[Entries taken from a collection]
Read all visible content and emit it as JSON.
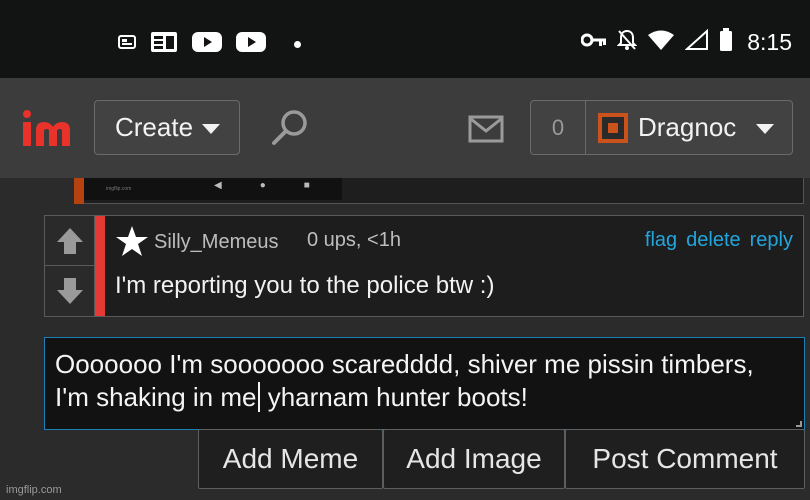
{
  "status_bar": {
    "time": "8:15",
    "left_icons": [
      "news-icon",
      "google-news-icon",
      "youtube-icon",
      "youtube-icon",
      "dot-icon"
    ],
    "right_icons": [
      "vpn-key-icon",
      "bell-off-icon",
      "wifi-icon",
      "signal-icon",
      "battery-icon"
    ]
  },
  "navbar": {
    "logo_text": "im",
    "create_label": "Create",
    "notification_count": "0",
    "username": "Dragnoc"
  },
  "colors": {
    "accent_blue": "#22a6dd",
    "downvote_bar": "#e53935",
    "logo_red": "#e8322a",
    "avatar_orange": "#c9531a"
  },
  "previous_strip": {
    "tiny_text": "imgflip.com"
  },
  "comment": {
    "username": "Silly_Memeus",
    "meta": "0 ups, <1h",
    "actions": [
      "flag",
      "delete",
      "reply"
    ],
    "text": "I'm reporting you to the police btw :)"
  },
  "reply": {
    "text_before_caret": "Ooooooo I'm sooooooo scaredddd, shiver me pissin timbers, I'm shaking in me",
    "text_after_caret": " yharnam hunter boots!"
  },
  "buttons": {
    "add_meme": "Add Meme",
    "add_image": "Add Image",
    "post_comment": "Post Comment"
  },
  "watermark": "imgflip.com"
}
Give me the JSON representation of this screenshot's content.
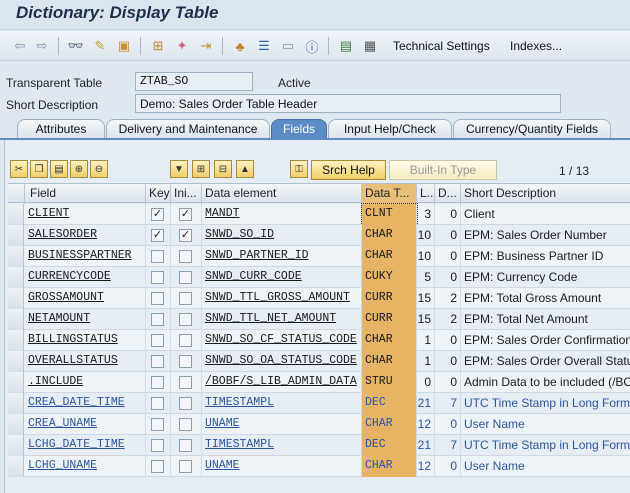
{
  "window": {
    "title": "Dictionary: Display Table"
  },
  "toolbar": {
    "icons": [
      "back-arrow-icon",
      "forward-arrow-icon",
      "glasses-icon",
      "display-change-icon",
      "activate-icon",
      "hierarchy-icon",
      "wand-icon",
      "export-icon",
      "tree-icon",
      "list-icon",
      "frame-icon",
      "info-icon",
      "graph-icon",
      "table-icon"
    ],
    "technical_settings": "Technical Settings",
    "indexes": "Indexes..."
  },
  "header": {
    "transparent_table_label": "Transparent Table",
    "table_name": "ZTAB_SO",
    "status": "Active",
    "short_desc_label": "Short Description",
    "short_desc_value": "Demo: Sales Order Table Header"
  },
  "tabs": [
    {
      "label": "Attributes"
    },
    {
      "label": "Delivery and Maintenance"
    },
    {
      "label": "Fields",
      "active": true
    },
    {
      "label": "Input Help/Check"
    },
    {
      "label": "Currency/Quantity Fields"
    }
  ],
  "fields_toolbar": {
    "srch_help": "Srch Help",
    "built_in_type": "Built-In Type",
    "page": "1",
    "page_sep": "/",
    "total": "13"
  },
  "grid": {
    "columns": [
      "Field",
      "Key",
      "Ini...",
      "Data element",
      "Data T...",
      "L...",
      "D...",
      "Short Description"
    ],
    "rows": [
      {
        "field": "CLIENT",
        "key": true,
        "ini": true,
        "element": "MANDT",
        "dtype": "CLNT",
        "len": "3",
        "dec": "0",
        "desc": "Client",
        "style": "dark"
      },
      {
        "field": "SALESORDER",
        "key": true,
        "ini": true,
        "element": "SNWD_SO_ID",
        "dtype": "CHAR",
        "len": "10",
        "dec": "0",
        "desc": "EPM: Sales Order Number",
        "style": "dark"
      },
      {
        "field": "BUSINESSPARTNER",
        "key": false,
        "ini": false,
        "element": "SNWD_PARTNER_ID",
        "dtype": "CHAR",
        "len": "10",
        "dec": "0",
        "desc": "EPM: Business Partner ID",
        "style": "dark"
      },
      {
        "field": "CURRENCYCODE",
        "key": false,
        "ini": false,
        "element": "SNWD_CURR_CODE",
        "dtype": "CUKY",
        "len": "5",
        "dec": "0",
        "desc": "EPM: Currency Code",
        "style": "dark"
      },
      {
        "field": "GROSSAMOUNT",
        "key": false,
        "ini": false,
        "element": "SNWD_TTL_GROSS_AMOUNT",
        "dtype": "CURR",
        "len": "15",
        "dec": "2",
        "desc": "EPM: Total Gross Amount",
        "style": "dark"
      },
      {
        "field": "NETAMOUNT",
        "key": false,
        "ini": false,
        "element": "SNWD_TTL_NET_AMOUNT",
        "dtype": "CURR",
        "len": "15",
        "dec": "2",
        "desc": "EPM: Total Net Amount",
        "style": "dark"
      },
      {
        "field": "BILLINGSTATUS",
        "key": false,
        "ini": false,
        "element": "SNWD_SO_CF_STATUS_CODE",
        "dtype": "CHAR",
        "len": "1",
        "dec": "0",
        "desc": "EPM: Sales Order Confirmation",
        "style": "dark"
      },
      {
        "field": "OVERALLSTATUS",
        "key": false,
        "ini": false,
        "element": "SNWD_SO_OA_STATUS_CODE",
        "dtype": "CHAR",
        "len": "1",
        "dec": "0",
        "desc": "EPM: Sales Order Overall Status",
        "style": "dark"
      },
      {
        "field": ".INCLUDE",
        "key": false,
        "ini": false,
        "element": "/BOBF/S_LIB_ADMIN_DATA",
        "dtype": "STRU",
        "len": "0",
        "dec": "0",
        "desc": "Admin Data to be included (/BOBF",
        "style": "dark"
      },
      {
        "field": "CREA_DATE_TIME",
        "key": false,
        "ini": false,
        "element": "TIMESTAMPL",
        "dtype": "DEC",
        "len": "21",
        "dec": "7",
        "desc": "UTC Time Stamp in Long Form",
        "style": "blue"
      },
      {
        "field": "CREA_UNAME",
        "key": false,
        "ini": false,
        "element": "UNAME",
        "dtype": "CHAR",
        "len": "12",
        "dec": "0",
        "desc": "User Name",
        "style": "blue"
      },
      {
        "field": "LCHG_DATE_TIME",
        "key": false,
        "ini": false,
        "element": "TIMESTAMPL",
        "dtype": "DEC",
        "len": "21",
        "dec": "7",
        "desc": "UTC Time Stamp in Long Form",
        "style": "blue"
      },
      {
        "field": "LCHG_UNAME",
        "key": false,
        "ini": false,
        "element": "UNAME",
        "dtype": "CHAR",
        "len": "12",
        "dec": "0",
        "desc": "User Name",
        "style": "blue"
      }
    ]
  }
}
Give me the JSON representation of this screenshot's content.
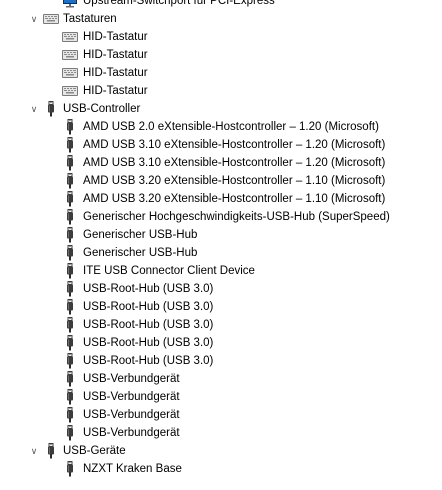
{
  "partial_top_item": {
    "label": "Upstream-Switchport für PCI-Express",
    "icon": "monitor-icon"
  },
  "categories": [
    {
      "id": "tastaturen",
      "label": "Tastaturen",
      "expanded": true,
      "expander_glyph": "∨",
      "icon": "keyboard-icon",
      "devices": [
        {
          "label": "HID-Tastatur",
          "icon": "keyboard-icon"
        },
        {
          "label": "HID-Tastatur",
          "icon": "keyboard-icon"
        },
        {
          "label": "HID-Tastatur",
          "icon": "keyboard-icon"
        },
        {
          "label": "HID-Tastatur",
          "icon": "keyboard-icon"
        }
      ]
    },
    {
      "id": "usb-controller",
      "label": "USB-Controller",
      "expanded": true,
      "expander_glyph": "∨",
      "icon": "usb-plug-icon",
      "devices": [
        {
          "label": "AMD USB 2.0 eXtensible-Hostcontroller – 1.20 (Microsoft)",
          "icon": "usb-plug-icon"
        },
        {
          "label": "AMD USB 3.10 eXtensible-Hostcontroller – 1.20 (Microsoft)",
          "icon": "usb-plug-icon"
        },
        {
          "label": "AMD USB 3.10 eXtensible-Hostcontroller – 1.20 (Microsoft)",
          "icon": "usb-plug-icon"
        },
        {
          "label": "AMD USB 3.20 eXtensible-Hostcontroller – 1.10 (Microsoft)",
          "icon": "usb-plug-icon"
        },
        {
          "label": "AMD USB 3.20 eXtensible-Hostcontroller – 1.10 (Microsoft)",
          "icon": "usb-plug-icon"
        },
        {
          "label": "Generischer Hochgeschwindigkeits-USB-Hub (SuperSpeed)",
          "icon": "usb-plug-icon"
        },
        {
          "label": "Generischer USB-Hub",
          "icon": "usb-plug-icon"
        },
        {
          "label": "Generischer USB-Hub",
          "icon": "usb-plug-icon"
        },
        {
          "label": "ITE USB Connector Client Device",
          "icon": "usb-plug-icon"
        },
        {
          "label": "USB-Root-Hub (USB 3.0)",
          "icon": "usb-plug-icon"
        },
        {
          "label": "USB-Root-Hub (USB 3.0)",
          "icon": "usb-plug-icon"
        },
        {
          "label": "USB-Root-Hub (USB 3.0)",
          "icon": "usb-plug-icon"
        },
        {
          "label": "USB-Root-Hub (USB 3.0)",
          "icon": "usb-plug-icon"
        },
        {
          "label": "USB-Root-Hub (USB 3.0)",
          "icon": "usb-plug-icon"
        },
        {
          "label": "USB-Verbundgerät",
          "icon": "usb-plug-icon"
        },
        {
          "label": "USB-Verbundgerät",
          "icon": "usb-plug-icon"
        },
        {
          "label": "USB-Verbundgerät",
          "icon": "usb-plug-icon"
        },
        {
          "label": "USB-Verbundgerät",
          "icon": "usb-plug-icon"
        }
      ]
    },
    {
      "id": "usb-geraete",
      "label": "USB-Geräte",
      "expanded": true,
      "expander_glyph": "∨",
      "icon": "usb-plug-icon",
      "devices": [
        {
          "label": "NZXT Kraken Base",
          "icon": "usb-plug-icon"
        }
      ]
    }
  ],
  "colors": {
    "text": "#000000",
    "expander": "#5a5a5a",
    "keyboard_body": "#e6e6e6",
    "keyboard_border": "#7a7a7a",
    "usb_dark": "#3c3c3c",
    "monitor_screen": "#1e6fc6"
  }
}
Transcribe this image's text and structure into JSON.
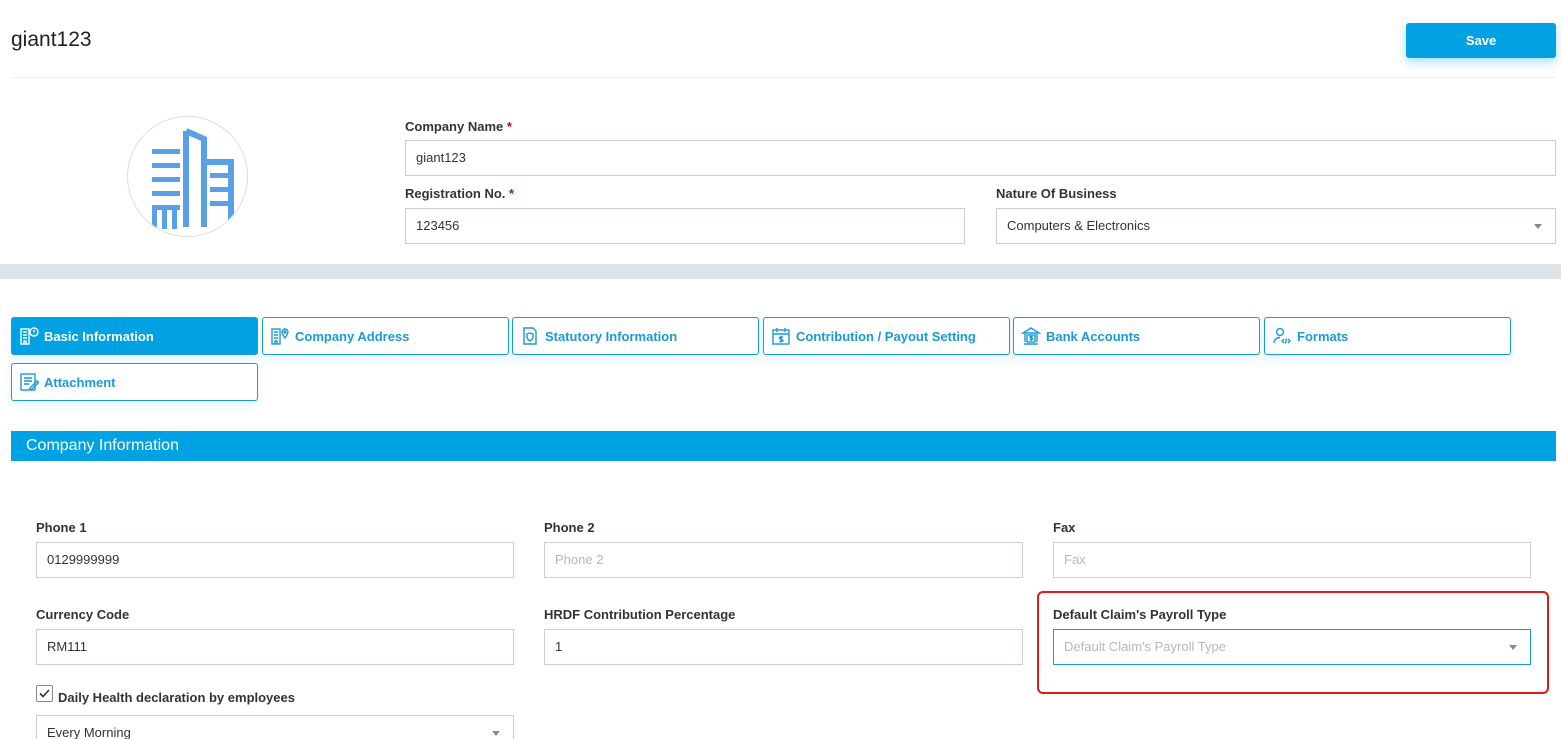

TASK GOAL: Write down only the number of lines that contain the string "Description" in the listing.

RESULT OF THIS TASK: 2